WHAT YOU SHOULD DO:
Select the lines below containing the word "Despite".

PROVIDED MATERIAL:
· · · ·

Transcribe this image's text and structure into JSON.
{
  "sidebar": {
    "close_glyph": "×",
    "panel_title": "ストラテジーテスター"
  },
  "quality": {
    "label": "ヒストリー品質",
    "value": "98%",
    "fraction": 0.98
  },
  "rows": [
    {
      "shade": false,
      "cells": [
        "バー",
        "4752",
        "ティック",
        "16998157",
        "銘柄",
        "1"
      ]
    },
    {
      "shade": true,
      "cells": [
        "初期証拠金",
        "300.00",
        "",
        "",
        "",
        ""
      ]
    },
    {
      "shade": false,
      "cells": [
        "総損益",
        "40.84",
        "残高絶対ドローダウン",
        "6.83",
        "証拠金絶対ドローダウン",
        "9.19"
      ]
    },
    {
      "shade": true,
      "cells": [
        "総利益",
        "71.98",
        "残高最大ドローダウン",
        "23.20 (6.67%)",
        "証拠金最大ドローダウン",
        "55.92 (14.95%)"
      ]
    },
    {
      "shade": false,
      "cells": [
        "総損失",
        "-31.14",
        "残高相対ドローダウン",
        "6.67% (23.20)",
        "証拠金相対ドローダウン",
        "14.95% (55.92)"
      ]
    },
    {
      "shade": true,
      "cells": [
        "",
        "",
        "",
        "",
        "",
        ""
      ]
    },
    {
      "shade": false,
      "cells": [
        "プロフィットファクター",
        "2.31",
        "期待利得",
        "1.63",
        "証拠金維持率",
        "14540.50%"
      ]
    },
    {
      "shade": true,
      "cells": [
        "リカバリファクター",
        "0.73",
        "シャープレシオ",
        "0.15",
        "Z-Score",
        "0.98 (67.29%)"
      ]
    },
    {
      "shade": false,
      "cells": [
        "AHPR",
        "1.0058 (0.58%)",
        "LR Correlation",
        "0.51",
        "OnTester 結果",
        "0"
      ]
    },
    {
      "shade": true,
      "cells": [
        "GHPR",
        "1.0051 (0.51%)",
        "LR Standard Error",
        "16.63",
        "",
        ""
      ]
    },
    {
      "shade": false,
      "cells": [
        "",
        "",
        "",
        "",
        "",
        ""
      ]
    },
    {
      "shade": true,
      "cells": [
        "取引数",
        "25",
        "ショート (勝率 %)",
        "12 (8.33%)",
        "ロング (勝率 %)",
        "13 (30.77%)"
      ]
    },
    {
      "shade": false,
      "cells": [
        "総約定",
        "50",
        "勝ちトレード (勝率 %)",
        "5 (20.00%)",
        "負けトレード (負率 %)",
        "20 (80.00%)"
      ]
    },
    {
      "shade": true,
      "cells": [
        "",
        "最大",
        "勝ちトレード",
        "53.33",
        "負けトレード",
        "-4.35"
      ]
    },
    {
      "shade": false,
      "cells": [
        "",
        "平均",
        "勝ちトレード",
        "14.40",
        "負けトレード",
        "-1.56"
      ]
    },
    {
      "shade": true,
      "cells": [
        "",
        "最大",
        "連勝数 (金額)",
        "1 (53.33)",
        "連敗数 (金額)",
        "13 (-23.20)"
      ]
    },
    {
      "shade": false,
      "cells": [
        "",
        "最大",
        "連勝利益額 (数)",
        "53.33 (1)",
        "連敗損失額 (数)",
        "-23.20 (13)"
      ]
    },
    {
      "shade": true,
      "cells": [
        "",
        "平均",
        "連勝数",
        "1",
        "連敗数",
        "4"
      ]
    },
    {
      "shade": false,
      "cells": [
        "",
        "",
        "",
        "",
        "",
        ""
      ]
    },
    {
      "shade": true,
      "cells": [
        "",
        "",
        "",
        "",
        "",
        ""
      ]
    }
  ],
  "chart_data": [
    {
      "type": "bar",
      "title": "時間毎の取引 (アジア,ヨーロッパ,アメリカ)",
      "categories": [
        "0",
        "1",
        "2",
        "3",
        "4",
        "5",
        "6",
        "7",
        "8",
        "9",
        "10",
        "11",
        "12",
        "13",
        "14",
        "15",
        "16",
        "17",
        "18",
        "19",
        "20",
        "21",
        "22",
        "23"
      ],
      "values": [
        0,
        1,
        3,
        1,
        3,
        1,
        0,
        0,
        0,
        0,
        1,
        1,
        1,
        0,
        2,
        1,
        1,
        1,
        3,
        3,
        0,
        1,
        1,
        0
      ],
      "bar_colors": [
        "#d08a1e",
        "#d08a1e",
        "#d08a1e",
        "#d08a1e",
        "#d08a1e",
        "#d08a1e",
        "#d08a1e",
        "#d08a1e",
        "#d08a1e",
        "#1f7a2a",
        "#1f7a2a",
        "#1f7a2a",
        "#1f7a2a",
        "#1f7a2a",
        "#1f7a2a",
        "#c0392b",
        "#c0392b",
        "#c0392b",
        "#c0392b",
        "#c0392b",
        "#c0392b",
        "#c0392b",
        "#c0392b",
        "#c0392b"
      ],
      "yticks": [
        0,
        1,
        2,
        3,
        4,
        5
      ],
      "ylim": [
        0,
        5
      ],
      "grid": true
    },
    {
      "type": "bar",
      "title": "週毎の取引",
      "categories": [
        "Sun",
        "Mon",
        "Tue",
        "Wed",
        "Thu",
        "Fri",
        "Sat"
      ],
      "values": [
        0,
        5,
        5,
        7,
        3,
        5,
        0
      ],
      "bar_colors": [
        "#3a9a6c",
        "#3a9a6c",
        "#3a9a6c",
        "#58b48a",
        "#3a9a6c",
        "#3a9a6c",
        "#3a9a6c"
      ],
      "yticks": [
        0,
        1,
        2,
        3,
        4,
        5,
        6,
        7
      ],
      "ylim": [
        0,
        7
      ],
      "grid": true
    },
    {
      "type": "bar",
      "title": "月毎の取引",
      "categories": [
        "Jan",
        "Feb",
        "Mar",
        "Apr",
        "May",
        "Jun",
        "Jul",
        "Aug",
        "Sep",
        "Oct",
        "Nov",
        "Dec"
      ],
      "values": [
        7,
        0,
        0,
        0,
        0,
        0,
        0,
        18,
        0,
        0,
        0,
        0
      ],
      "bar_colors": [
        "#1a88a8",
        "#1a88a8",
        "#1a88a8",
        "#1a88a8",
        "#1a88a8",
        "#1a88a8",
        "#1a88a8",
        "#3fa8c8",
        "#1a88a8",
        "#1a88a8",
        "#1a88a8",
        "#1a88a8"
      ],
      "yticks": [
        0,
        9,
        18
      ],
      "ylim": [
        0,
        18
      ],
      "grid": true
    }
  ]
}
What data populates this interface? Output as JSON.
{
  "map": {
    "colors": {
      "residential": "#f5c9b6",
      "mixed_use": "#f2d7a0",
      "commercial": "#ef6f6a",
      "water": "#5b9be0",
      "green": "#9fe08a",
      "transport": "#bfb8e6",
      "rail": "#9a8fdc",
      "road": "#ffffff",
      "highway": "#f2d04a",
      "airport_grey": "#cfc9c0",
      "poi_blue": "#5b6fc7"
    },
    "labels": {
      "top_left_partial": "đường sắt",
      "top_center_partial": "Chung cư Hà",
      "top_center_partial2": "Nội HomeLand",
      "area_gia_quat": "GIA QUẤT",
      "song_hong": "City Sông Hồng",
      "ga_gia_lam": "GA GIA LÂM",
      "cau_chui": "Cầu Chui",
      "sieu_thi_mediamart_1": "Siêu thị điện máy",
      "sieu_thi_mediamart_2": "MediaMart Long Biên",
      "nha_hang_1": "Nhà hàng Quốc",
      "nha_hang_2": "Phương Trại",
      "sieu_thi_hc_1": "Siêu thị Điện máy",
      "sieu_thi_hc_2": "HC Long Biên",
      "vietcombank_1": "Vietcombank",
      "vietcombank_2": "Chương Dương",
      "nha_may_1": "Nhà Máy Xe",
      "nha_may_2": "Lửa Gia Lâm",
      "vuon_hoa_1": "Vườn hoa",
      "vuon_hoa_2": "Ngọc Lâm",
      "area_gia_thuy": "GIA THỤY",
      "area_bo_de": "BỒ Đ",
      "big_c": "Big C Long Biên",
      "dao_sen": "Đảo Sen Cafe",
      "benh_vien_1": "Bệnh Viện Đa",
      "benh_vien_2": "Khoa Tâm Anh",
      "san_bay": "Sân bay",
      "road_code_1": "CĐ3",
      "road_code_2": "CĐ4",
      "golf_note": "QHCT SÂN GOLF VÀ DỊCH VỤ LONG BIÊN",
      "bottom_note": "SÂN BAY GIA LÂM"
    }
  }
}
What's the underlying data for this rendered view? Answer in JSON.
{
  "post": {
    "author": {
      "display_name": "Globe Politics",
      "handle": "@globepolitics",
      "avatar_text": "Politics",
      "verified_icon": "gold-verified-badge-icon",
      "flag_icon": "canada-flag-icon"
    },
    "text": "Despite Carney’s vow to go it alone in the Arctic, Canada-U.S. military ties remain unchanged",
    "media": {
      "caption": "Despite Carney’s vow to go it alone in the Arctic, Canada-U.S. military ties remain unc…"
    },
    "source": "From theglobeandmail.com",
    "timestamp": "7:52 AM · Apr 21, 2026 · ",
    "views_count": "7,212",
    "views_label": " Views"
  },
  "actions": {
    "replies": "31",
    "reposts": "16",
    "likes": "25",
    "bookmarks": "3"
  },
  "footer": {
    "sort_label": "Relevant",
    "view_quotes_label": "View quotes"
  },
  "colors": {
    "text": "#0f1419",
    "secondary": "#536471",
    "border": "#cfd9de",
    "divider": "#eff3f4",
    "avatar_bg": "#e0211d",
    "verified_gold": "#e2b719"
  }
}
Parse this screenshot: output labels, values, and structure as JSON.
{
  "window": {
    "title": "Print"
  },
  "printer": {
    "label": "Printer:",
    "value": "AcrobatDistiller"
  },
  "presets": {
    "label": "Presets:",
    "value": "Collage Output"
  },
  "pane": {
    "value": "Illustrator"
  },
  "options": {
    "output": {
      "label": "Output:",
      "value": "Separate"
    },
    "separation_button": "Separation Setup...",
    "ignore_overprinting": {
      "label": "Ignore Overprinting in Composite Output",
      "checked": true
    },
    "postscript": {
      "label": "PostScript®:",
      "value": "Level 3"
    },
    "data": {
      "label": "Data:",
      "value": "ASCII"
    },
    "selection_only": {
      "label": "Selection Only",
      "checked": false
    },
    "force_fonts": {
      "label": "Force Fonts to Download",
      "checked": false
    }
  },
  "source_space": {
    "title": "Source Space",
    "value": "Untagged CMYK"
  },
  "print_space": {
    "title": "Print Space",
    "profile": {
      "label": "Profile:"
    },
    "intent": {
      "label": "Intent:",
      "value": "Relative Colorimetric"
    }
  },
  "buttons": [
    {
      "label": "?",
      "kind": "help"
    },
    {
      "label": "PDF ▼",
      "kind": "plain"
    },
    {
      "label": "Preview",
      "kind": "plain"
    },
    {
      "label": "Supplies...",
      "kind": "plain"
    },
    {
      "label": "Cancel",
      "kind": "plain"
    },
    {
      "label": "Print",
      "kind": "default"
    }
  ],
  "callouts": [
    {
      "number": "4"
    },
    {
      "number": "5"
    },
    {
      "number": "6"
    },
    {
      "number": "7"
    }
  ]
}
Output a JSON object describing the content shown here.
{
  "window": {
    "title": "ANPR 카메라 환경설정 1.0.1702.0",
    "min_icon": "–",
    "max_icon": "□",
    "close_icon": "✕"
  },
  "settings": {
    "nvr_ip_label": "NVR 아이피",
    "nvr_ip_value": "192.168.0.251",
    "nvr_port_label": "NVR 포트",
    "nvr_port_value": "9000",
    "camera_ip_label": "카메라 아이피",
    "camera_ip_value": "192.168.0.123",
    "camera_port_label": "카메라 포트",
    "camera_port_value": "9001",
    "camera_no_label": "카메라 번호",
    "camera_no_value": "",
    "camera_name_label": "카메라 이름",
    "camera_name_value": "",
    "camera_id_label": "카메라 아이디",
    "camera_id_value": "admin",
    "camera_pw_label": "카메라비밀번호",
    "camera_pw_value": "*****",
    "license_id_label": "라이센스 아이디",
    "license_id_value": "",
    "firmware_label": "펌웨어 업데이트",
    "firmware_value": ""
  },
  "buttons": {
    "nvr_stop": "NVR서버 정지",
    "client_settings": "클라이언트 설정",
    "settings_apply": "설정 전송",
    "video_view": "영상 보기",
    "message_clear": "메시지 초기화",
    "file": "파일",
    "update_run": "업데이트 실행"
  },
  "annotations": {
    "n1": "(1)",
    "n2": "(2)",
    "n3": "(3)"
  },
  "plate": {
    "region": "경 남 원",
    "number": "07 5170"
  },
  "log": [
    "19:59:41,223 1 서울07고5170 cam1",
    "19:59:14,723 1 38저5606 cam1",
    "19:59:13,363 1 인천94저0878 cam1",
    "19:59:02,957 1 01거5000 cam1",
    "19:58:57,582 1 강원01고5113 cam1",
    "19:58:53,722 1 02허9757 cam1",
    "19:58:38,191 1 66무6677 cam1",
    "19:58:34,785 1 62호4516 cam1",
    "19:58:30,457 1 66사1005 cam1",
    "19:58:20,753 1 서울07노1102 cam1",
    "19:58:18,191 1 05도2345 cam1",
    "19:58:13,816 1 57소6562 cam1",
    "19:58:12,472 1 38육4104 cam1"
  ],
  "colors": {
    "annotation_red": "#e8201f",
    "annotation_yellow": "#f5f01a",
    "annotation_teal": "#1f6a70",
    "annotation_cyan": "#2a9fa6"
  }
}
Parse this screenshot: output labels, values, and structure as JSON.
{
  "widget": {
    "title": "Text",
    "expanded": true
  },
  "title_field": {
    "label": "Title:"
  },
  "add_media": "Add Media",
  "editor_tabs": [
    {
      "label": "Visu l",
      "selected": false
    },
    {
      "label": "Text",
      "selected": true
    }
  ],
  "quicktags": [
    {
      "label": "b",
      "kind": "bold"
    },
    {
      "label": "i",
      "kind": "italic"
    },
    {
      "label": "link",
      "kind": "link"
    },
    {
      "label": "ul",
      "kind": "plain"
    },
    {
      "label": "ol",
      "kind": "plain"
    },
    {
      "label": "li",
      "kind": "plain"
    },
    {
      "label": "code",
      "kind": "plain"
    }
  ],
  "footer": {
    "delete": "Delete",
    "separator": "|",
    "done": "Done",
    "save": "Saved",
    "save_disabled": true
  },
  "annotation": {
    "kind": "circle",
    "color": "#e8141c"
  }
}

· · · ·

TASK RESPONSE:
    "text": "Despite Carney’s vow to go it alone in the Arctic, Canada-U.S. military ties remain unchanged",
      "caption": "Despite Carney’s vow to go it alone in the Arctic, Canada-U.S. military ties remain unc…"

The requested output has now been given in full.